◆ Description of the task:
From the entries below, tally how many lines contain "page" and report only that figure.

◆ Dataset content:
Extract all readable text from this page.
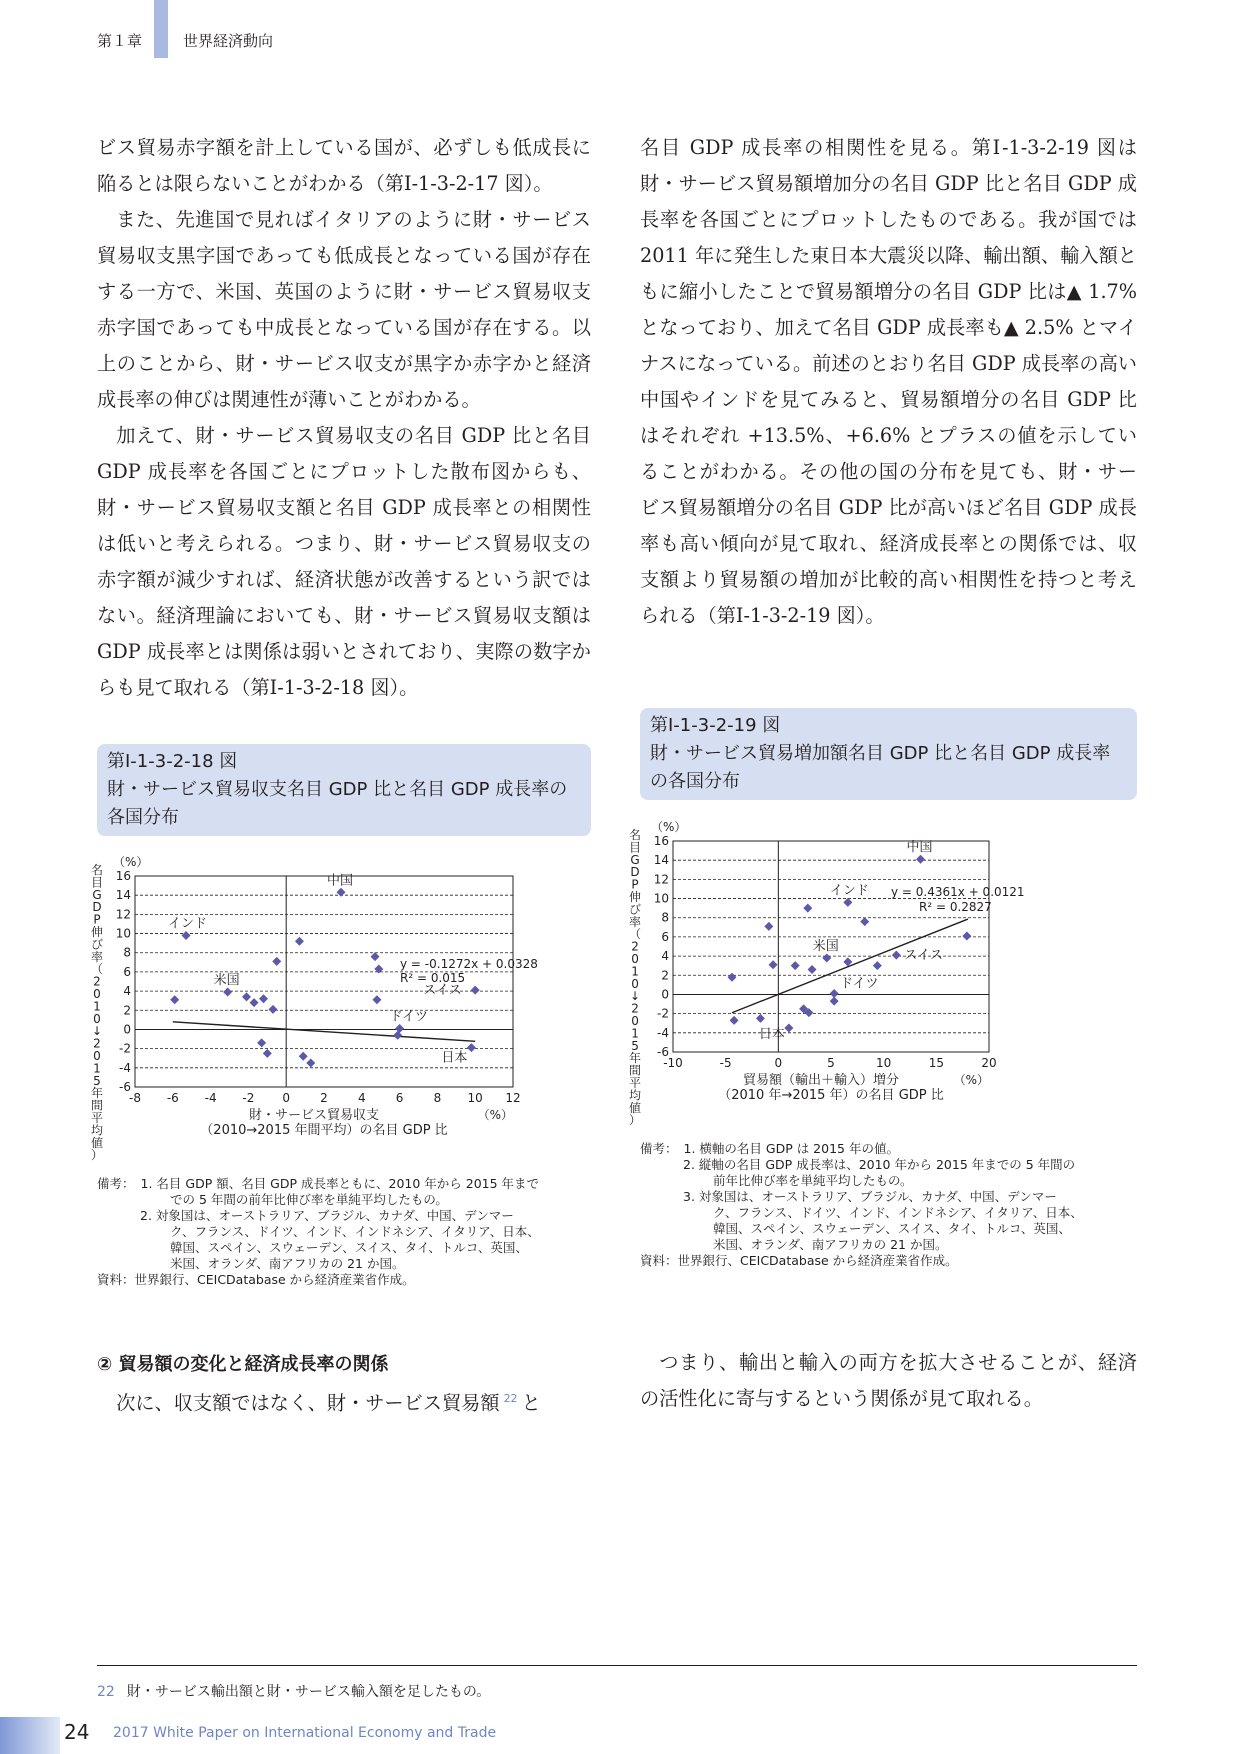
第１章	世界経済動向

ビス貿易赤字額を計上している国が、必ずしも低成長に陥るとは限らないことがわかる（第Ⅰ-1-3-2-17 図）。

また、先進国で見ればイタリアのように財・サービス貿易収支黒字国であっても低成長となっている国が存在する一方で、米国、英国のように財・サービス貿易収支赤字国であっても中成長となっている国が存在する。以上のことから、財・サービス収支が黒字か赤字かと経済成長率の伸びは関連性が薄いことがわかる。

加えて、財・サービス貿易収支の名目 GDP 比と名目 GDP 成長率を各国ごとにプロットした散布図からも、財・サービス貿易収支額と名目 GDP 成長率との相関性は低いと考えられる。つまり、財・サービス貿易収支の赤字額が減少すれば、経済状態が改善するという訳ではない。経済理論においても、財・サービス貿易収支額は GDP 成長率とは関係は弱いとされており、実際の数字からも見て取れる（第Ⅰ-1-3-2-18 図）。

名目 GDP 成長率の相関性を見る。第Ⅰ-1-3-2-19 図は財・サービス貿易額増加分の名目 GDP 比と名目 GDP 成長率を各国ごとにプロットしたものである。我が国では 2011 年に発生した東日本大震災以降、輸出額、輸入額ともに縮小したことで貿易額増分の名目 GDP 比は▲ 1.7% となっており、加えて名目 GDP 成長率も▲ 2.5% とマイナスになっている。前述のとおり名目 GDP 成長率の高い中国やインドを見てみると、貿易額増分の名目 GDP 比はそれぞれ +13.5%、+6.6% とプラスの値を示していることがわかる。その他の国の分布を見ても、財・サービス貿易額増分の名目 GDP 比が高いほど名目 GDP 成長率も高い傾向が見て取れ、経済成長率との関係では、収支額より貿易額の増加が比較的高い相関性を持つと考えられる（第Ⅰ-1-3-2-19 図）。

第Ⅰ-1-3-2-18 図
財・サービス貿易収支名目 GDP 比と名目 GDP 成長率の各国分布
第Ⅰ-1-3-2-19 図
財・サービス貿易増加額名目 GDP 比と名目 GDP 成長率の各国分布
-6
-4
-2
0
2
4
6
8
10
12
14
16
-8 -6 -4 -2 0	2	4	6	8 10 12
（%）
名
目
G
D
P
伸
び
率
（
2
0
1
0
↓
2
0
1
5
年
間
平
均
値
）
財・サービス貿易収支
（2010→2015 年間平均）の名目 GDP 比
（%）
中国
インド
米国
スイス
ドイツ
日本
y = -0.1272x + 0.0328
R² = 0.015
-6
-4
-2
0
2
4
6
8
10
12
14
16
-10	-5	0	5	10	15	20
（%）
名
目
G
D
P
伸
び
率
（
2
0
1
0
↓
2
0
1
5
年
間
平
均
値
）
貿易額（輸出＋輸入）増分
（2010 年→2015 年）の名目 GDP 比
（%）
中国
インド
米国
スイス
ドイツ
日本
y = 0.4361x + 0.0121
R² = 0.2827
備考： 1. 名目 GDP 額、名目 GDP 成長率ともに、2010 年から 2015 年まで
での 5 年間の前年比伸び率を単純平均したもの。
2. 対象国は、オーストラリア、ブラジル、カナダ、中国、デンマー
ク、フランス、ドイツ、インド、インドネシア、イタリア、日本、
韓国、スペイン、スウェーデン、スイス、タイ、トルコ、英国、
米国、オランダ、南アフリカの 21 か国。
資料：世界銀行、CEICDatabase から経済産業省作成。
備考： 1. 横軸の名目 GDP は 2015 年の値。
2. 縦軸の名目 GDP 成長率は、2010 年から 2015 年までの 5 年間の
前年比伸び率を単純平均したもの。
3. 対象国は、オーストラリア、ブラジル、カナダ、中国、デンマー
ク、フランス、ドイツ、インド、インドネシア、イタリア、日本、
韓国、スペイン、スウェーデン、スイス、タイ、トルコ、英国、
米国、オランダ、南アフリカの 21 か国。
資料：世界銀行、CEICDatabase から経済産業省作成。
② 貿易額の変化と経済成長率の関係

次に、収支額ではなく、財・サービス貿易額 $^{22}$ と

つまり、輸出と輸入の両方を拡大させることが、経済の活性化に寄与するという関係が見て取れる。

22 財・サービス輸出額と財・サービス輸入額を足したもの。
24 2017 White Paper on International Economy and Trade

* * *

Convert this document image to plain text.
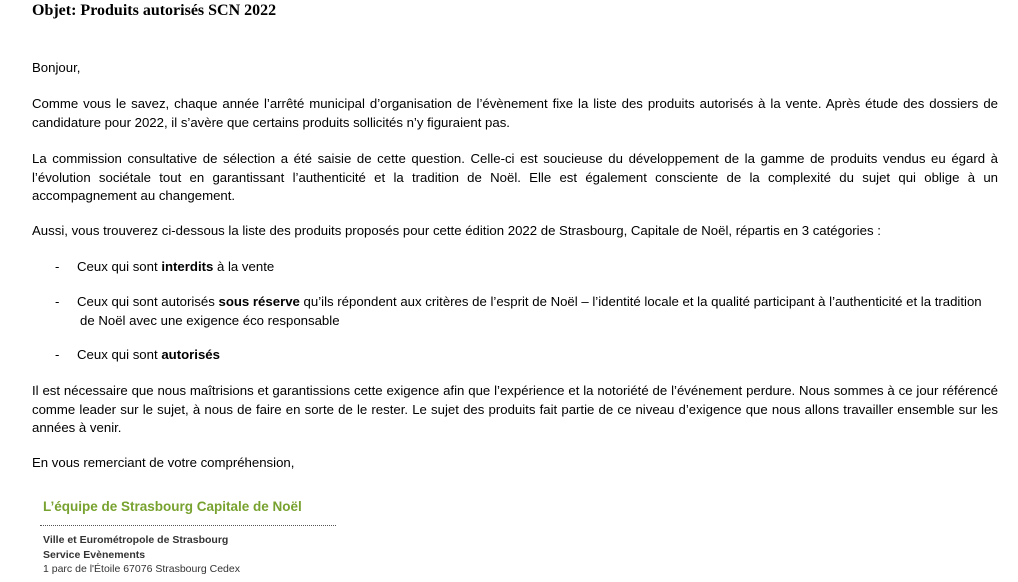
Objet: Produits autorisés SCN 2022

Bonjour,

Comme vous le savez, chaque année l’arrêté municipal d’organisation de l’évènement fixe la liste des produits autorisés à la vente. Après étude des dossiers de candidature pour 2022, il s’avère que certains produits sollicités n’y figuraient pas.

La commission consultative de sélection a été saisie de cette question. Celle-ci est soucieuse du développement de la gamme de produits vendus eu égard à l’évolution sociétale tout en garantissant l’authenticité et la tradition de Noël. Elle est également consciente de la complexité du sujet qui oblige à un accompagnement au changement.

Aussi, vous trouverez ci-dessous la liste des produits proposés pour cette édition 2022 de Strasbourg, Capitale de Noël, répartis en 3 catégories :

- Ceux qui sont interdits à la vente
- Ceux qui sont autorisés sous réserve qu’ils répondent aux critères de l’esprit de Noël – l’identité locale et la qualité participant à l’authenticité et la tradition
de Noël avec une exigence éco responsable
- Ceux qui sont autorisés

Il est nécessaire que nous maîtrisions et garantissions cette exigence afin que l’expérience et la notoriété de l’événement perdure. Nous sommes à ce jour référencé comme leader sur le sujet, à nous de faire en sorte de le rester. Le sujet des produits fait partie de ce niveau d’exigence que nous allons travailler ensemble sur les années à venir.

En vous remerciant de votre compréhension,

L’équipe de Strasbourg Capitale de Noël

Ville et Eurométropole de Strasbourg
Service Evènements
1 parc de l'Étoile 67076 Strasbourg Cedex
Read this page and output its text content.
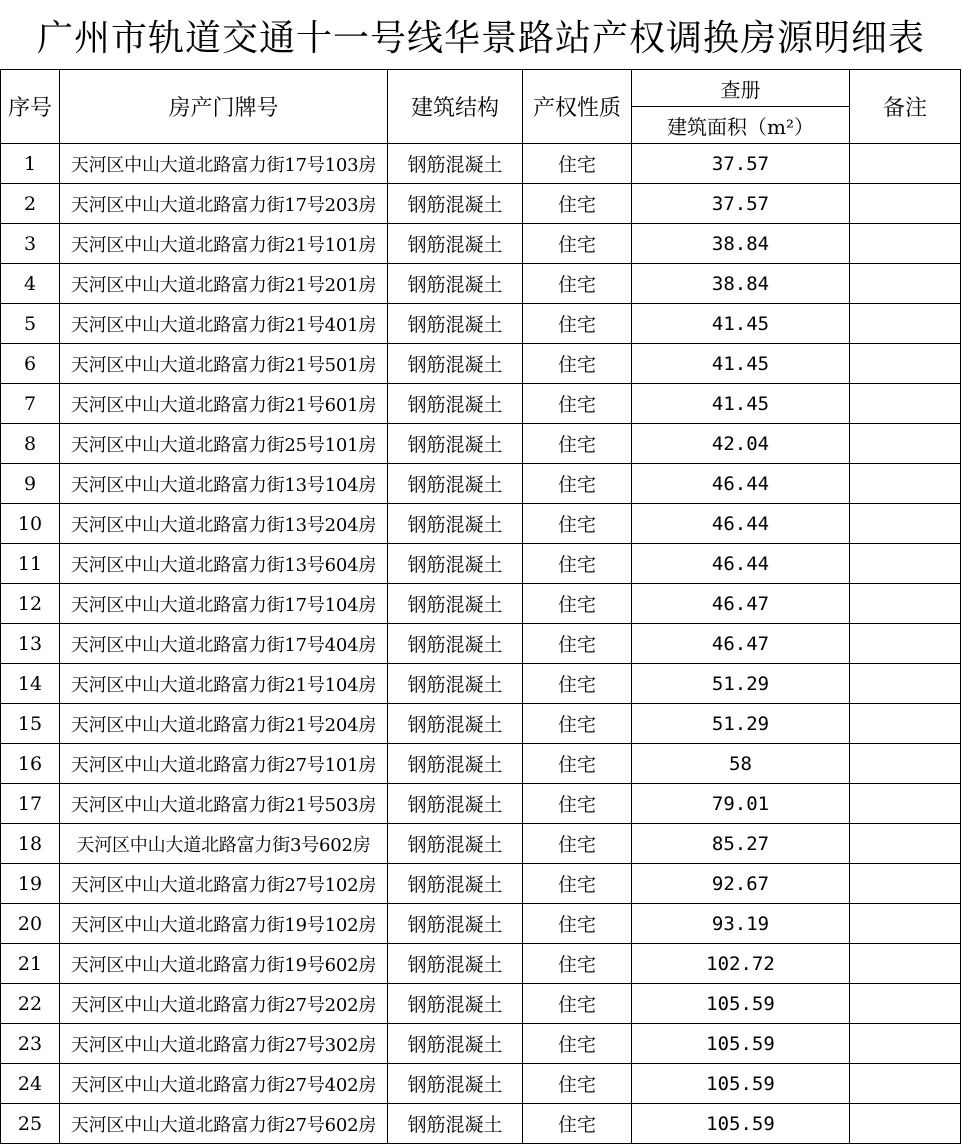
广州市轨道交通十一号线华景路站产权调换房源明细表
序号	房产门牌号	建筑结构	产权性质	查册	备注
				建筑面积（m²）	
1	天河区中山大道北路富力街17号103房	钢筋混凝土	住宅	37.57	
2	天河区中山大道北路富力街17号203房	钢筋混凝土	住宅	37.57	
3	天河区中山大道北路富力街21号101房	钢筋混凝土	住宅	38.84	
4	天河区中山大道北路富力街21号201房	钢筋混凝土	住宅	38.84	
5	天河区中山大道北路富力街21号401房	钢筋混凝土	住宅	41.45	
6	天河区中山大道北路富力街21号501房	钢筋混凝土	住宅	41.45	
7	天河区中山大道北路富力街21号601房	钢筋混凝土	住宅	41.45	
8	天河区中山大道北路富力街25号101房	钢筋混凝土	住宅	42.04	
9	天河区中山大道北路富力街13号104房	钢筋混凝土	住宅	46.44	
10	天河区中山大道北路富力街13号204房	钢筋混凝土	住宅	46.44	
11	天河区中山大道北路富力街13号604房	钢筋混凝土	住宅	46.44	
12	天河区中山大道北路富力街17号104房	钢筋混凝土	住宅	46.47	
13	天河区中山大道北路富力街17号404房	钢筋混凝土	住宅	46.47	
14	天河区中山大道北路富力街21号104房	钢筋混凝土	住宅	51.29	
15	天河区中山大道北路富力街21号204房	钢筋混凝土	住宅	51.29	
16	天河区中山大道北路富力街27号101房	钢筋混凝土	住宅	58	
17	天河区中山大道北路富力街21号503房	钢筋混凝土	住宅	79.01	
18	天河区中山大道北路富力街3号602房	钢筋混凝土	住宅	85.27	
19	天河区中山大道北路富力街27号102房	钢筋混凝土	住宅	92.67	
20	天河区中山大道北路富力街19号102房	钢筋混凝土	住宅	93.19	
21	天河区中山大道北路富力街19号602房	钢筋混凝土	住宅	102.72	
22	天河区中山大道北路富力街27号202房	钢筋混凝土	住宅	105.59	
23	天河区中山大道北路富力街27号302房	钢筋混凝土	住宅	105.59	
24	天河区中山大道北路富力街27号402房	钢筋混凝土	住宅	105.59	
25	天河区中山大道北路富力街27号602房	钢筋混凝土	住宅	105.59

◆ Full answer:
2